== Work required ==
Reproduce each line that includes the word "page".

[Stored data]
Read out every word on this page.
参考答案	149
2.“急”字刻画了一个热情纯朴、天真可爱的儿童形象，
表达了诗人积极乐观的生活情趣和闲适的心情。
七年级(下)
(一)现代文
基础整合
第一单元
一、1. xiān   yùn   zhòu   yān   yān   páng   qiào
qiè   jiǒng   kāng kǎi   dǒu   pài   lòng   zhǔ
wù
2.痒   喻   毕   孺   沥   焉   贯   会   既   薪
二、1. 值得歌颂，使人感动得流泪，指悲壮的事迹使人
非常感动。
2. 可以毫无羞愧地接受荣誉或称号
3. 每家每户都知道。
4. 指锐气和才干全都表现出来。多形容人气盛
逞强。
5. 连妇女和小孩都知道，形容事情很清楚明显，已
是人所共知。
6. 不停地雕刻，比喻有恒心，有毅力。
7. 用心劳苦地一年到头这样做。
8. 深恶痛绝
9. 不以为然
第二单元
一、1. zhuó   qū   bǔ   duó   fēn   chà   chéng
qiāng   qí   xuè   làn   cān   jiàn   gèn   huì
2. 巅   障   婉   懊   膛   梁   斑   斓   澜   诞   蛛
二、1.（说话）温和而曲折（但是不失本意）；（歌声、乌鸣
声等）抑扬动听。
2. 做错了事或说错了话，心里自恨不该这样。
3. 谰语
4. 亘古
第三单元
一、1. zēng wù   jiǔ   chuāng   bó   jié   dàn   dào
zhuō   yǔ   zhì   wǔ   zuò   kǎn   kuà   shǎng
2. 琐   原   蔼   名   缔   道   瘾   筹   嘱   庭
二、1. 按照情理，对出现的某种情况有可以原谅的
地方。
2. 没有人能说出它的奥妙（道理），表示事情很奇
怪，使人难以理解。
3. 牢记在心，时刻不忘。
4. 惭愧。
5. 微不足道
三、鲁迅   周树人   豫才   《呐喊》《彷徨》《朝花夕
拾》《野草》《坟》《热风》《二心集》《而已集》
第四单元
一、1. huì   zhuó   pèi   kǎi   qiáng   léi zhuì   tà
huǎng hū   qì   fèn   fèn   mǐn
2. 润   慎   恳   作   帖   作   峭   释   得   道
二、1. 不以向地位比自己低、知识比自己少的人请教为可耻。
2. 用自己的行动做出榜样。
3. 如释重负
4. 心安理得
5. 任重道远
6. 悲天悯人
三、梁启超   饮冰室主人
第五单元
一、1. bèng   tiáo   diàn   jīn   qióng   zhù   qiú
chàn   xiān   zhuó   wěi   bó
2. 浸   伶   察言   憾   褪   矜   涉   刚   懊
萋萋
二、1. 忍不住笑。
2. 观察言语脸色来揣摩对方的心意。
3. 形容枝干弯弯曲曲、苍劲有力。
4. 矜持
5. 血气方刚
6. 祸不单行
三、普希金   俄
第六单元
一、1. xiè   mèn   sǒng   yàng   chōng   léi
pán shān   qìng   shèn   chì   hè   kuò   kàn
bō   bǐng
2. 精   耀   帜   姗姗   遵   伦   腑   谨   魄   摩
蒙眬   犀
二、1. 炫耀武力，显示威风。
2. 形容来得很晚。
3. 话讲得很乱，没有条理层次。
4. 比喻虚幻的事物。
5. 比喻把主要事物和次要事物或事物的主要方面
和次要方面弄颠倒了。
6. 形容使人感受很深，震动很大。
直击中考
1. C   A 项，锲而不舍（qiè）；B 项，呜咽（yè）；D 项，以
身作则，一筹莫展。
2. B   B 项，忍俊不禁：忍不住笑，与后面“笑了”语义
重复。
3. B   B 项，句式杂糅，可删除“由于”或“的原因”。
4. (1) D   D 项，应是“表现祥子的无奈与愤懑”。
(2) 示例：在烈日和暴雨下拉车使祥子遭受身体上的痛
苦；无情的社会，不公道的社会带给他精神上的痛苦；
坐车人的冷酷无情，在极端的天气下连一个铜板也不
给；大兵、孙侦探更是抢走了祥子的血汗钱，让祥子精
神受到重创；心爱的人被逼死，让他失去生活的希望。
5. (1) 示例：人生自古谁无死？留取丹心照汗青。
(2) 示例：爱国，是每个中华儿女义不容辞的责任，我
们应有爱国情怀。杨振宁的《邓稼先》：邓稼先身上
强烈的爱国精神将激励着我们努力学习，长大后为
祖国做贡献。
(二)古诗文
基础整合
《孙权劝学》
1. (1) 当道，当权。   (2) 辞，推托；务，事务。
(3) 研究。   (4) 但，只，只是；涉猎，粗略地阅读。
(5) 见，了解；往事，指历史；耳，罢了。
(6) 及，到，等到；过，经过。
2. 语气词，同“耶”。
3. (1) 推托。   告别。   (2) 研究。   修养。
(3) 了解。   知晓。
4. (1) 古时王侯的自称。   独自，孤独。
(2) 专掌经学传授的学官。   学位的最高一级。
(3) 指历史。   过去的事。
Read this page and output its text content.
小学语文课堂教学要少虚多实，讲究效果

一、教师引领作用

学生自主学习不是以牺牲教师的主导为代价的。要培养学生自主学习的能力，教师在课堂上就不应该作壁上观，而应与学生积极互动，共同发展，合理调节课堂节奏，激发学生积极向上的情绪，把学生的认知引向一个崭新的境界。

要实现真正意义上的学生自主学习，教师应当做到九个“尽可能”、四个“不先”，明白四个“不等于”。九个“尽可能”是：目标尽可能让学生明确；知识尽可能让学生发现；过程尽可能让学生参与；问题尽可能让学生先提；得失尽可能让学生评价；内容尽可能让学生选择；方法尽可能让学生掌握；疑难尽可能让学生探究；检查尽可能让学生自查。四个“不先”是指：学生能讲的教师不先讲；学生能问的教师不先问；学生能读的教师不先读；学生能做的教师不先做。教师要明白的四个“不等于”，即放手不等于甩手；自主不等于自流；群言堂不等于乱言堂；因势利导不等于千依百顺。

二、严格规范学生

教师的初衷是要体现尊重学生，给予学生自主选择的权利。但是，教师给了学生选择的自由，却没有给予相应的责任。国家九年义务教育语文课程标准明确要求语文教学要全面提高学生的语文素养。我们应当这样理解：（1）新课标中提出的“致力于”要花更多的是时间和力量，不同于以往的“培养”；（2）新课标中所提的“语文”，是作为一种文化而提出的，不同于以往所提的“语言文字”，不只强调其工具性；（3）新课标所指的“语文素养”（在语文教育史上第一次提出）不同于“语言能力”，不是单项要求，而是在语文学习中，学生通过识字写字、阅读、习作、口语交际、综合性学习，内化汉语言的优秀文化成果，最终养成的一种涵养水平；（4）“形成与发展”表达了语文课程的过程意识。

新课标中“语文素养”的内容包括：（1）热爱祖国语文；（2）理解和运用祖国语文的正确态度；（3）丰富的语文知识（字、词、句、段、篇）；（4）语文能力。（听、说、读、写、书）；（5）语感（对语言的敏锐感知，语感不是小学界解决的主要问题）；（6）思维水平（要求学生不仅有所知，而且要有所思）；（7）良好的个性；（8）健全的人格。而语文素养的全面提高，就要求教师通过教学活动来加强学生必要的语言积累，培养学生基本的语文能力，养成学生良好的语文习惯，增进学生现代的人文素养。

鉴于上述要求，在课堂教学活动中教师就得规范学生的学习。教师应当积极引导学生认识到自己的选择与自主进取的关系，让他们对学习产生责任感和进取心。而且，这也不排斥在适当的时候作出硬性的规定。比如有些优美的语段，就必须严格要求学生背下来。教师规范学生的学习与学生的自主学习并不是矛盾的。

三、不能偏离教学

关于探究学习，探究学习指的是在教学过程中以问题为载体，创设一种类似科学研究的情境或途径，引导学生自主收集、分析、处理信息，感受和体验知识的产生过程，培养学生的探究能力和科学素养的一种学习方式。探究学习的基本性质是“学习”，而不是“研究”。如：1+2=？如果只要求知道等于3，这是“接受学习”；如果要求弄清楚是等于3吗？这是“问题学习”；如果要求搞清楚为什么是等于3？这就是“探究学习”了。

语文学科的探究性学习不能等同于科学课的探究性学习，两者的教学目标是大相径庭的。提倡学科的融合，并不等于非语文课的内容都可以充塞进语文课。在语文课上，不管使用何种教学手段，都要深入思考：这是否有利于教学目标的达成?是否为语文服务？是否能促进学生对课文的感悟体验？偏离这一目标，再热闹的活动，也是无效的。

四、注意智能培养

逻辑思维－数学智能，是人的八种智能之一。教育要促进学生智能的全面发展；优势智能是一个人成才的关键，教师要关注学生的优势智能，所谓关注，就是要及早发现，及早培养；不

== Final result ==
Read out every word on this page.
Read this page and output its text content.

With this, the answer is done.